[Collected data entries]

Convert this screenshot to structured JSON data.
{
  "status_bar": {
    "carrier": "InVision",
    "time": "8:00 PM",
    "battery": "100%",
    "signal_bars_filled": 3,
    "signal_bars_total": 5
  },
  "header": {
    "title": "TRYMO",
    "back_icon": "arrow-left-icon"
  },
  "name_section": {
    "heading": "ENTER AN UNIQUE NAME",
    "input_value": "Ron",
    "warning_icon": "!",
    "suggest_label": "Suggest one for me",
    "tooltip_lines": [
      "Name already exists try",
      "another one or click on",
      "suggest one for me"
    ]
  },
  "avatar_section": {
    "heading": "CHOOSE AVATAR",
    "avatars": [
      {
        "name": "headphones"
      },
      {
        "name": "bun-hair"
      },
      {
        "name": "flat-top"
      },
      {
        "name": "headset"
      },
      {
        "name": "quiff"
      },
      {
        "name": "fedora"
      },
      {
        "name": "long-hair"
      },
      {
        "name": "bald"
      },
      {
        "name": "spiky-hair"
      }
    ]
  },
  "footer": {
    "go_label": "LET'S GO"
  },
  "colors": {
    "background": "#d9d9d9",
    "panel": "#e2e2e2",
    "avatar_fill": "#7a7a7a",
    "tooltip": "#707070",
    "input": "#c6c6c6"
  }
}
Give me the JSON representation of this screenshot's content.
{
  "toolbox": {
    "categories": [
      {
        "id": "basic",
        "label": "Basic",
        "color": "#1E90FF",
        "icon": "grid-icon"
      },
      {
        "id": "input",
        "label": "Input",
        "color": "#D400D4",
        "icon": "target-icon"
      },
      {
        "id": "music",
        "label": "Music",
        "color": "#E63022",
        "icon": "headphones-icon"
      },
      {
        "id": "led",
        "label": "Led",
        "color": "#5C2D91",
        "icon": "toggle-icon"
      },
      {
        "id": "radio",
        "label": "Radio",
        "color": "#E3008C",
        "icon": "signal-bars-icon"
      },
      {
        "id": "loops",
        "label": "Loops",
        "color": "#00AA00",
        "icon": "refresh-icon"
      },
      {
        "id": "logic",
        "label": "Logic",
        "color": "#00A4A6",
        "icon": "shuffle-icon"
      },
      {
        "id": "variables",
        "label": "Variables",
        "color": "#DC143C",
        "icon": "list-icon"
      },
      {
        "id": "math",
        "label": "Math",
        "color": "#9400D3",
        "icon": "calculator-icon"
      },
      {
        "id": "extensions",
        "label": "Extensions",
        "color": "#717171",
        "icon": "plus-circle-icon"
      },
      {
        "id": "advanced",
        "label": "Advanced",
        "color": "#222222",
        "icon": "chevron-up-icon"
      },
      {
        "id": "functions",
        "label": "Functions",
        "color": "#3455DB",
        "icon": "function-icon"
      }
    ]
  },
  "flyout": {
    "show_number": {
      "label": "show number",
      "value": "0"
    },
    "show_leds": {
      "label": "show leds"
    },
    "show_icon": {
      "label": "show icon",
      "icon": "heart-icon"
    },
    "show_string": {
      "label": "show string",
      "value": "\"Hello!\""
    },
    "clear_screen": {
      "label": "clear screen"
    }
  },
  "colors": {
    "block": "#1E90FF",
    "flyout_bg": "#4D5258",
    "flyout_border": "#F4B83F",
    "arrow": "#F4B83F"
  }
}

* TASK DESCRIPTION:
Give the number of lines that hold the word "hair" in these records, with nothing added.

* ANSWER TO THIS EXERCISE:
3